**Source excerpt:**
0

I'm trying to read a huge file and extract the text within "quotes" and put the lines into a set and write the content of the set to a file using Java 8 Stream.

public class DataMiner {

    private static final Pattern quoteRegex = Pattern.compile("\"([^\"]*)\"");

    public static void main(String[] args) {

        String fileName = "c://exec.log";
        try (Stream<String> stream = Files.lines(Paths.get(fileName))) {
            Set<String> dataSet = stream.
                    //How do I Perform pattern match here
                    .collect(Collectors.toSet());
            Files.write(Paths.get(fileName), dataSet);

        } catch (IOException e) {
            e.printStackTrace();
        }

    }
}

Please help me. Thanks!

EDIT: Answers to the questions..

  1. No there are no multiple quoted texts.

**Written problem:** Rewrite the forum post about Java streams, starting at "I'm trying to" and ending at "Java 8 Stream.", with "huge" changed to "large". The records that come next are not needed.

**Stored dataset items:**

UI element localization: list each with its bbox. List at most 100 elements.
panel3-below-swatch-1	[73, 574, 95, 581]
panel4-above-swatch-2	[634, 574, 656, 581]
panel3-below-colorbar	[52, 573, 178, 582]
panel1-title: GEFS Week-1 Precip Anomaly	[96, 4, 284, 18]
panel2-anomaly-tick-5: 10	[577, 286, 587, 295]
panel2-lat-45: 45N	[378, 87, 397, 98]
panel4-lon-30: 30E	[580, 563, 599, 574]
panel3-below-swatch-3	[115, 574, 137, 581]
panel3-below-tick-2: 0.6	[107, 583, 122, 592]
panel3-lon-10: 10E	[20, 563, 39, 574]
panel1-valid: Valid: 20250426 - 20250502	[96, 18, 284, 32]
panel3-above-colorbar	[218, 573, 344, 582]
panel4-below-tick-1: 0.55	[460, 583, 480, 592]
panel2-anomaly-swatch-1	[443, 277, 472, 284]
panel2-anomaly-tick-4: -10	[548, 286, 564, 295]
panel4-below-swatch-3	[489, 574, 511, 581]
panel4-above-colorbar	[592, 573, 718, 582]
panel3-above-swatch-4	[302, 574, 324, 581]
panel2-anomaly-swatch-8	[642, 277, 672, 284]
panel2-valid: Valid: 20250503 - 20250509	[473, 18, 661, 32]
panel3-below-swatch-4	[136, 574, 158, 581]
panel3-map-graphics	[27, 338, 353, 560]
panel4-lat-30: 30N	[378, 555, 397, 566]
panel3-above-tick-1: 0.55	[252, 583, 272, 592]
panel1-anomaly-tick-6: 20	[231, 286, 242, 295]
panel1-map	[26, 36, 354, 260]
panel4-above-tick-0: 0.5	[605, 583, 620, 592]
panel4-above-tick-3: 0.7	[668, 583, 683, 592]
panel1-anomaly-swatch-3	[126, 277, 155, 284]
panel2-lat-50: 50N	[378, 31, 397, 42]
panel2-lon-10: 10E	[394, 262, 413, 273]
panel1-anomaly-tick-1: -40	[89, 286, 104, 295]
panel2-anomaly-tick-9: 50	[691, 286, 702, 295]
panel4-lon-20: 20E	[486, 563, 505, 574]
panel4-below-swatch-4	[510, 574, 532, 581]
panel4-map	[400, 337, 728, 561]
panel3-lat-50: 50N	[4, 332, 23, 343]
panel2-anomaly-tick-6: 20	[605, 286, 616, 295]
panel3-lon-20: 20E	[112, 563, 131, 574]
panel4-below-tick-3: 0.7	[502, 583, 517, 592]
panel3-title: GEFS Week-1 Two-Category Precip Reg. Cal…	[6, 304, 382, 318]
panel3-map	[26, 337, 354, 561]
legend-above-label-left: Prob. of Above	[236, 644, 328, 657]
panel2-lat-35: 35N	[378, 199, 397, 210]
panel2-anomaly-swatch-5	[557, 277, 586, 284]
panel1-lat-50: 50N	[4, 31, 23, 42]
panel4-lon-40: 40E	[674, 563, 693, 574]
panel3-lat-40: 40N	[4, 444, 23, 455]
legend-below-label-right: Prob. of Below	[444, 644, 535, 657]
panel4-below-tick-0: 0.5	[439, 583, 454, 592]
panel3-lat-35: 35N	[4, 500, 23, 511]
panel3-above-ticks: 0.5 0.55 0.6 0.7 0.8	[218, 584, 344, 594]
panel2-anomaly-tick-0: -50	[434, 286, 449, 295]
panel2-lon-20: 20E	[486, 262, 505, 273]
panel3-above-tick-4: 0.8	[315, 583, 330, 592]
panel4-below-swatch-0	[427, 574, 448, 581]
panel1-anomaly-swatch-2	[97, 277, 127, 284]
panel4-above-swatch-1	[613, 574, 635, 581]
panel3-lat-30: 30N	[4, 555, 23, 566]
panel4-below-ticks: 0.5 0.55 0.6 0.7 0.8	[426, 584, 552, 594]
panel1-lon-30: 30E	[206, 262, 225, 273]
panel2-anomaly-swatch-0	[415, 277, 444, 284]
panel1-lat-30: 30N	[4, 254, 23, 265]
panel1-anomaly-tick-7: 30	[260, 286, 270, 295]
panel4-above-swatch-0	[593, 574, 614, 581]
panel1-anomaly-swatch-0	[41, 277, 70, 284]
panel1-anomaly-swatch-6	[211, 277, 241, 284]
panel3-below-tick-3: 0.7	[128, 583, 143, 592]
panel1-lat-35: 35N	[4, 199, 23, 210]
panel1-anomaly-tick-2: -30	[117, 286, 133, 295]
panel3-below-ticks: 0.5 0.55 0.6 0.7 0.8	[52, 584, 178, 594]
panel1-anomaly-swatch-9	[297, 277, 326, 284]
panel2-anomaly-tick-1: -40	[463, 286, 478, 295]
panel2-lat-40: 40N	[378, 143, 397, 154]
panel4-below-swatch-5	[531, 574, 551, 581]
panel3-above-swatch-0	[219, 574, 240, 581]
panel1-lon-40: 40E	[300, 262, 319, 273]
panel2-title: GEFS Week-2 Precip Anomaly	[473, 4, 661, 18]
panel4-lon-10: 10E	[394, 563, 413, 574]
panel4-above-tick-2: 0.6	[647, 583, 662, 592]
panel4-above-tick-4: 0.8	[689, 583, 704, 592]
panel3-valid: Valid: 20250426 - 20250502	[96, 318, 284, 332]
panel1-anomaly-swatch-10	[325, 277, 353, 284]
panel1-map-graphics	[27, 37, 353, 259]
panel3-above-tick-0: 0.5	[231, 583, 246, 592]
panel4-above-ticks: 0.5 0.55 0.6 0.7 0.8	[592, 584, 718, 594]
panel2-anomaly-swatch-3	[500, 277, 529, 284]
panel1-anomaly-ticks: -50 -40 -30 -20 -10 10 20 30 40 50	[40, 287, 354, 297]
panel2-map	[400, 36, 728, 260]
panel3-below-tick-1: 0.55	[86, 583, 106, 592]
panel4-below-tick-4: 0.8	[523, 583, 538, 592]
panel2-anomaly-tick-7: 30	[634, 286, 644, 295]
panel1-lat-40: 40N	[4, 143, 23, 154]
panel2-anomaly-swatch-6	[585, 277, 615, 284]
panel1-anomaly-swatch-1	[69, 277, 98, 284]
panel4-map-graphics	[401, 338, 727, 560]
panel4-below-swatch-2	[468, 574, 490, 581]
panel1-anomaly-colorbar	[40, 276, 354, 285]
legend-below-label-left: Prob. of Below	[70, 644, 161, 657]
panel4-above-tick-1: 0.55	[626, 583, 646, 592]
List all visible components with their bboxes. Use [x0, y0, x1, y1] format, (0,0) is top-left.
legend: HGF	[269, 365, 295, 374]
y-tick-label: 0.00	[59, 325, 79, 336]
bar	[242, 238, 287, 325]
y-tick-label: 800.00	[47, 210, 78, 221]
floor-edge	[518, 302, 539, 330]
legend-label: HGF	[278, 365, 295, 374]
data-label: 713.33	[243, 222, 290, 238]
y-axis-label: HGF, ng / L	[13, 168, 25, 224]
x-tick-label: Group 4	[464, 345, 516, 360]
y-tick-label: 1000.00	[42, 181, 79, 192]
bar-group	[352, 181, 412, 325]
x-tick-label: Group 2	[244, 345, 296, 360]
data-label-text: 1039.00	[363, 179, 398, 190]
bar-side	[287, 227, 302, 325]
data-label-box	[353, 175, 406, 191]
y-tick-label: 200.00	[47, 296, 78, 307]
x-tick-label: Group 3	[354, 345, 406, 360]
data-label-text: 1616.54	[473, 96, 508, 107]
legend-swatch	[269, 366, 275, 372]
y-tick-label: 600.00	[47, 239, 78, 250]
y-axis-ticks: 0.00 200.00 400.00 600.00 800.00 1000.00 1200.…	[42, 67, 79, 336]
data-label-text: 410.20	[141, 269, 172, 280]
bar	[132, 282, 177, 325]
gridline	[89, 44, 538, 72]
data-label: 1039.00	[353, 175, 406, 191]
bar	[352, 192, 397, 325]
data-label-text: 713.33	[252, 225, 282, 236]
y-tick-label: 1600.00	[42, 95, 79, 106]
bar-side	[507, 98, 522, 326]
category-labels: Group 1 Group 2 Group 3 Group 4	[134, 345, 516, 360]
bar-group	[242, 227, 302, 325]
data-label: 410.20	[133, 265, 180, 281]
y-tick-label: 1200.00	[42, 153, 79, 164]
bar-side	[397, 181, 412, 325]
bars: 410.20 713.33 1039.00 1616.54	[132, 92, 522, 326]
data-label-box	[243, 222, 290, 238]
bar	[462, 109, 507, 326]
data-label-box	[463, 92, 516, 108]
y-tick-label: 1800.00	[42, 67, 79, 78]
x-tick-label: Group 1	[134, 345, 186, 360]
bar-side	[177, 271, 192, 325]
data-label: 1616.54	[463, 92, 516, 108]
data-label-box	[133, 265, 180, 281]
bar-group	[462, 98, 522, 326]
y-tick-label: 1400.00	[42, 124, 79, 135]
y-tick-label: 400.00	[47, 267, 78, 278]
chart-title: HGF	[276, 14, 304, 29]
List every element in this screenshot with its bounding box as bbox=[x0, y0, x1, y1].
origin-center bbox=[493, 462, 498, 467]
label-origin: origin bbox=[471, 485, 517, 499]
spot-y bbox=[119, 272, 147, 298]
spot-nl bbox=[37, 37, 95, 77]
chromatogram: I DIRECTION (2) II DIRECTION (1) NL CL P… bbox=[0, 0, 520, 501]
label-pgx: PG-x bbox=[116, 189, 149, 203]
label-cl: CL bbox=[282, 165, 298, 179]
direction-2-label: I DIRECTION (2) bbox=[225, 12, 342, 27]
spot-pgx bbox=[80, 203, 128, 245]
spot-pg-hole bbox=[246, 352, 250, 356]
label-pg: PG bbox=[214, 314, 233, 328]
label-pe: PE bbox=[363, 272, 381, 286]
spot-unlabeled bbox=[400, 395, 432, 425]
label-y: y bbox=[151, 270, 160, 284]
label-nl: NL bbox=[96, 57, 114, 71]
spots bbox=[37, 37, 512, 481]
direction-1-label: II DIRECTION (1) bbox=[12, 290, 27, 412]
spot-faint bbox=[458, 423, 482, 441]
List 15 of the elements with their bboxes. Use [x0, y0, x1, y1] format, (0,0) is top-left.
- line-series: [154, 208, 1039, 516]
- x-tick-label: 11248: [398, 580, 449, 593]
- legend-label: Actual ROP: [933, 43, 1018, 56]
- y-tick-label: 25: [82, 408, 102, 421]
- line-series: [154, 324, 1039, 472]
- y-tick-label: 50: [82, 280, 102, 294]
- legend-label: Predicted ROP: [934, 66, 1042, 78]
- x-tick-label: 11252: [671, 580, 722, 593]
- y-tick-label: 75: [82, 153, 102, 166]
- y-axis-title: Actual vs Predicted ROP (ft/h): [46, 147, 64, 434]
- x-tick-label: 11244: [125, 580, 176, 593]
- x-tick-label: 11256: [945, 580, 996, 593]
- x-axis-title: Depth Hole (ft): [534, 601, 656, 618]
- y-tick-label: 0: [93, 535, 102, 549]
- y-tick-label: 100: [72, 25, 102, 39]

**Completed exercise:**
I'm trying to read a large file and extract the text within "quotes" and put the lines into a set and write the content of the set to a file using Java 8 Stream.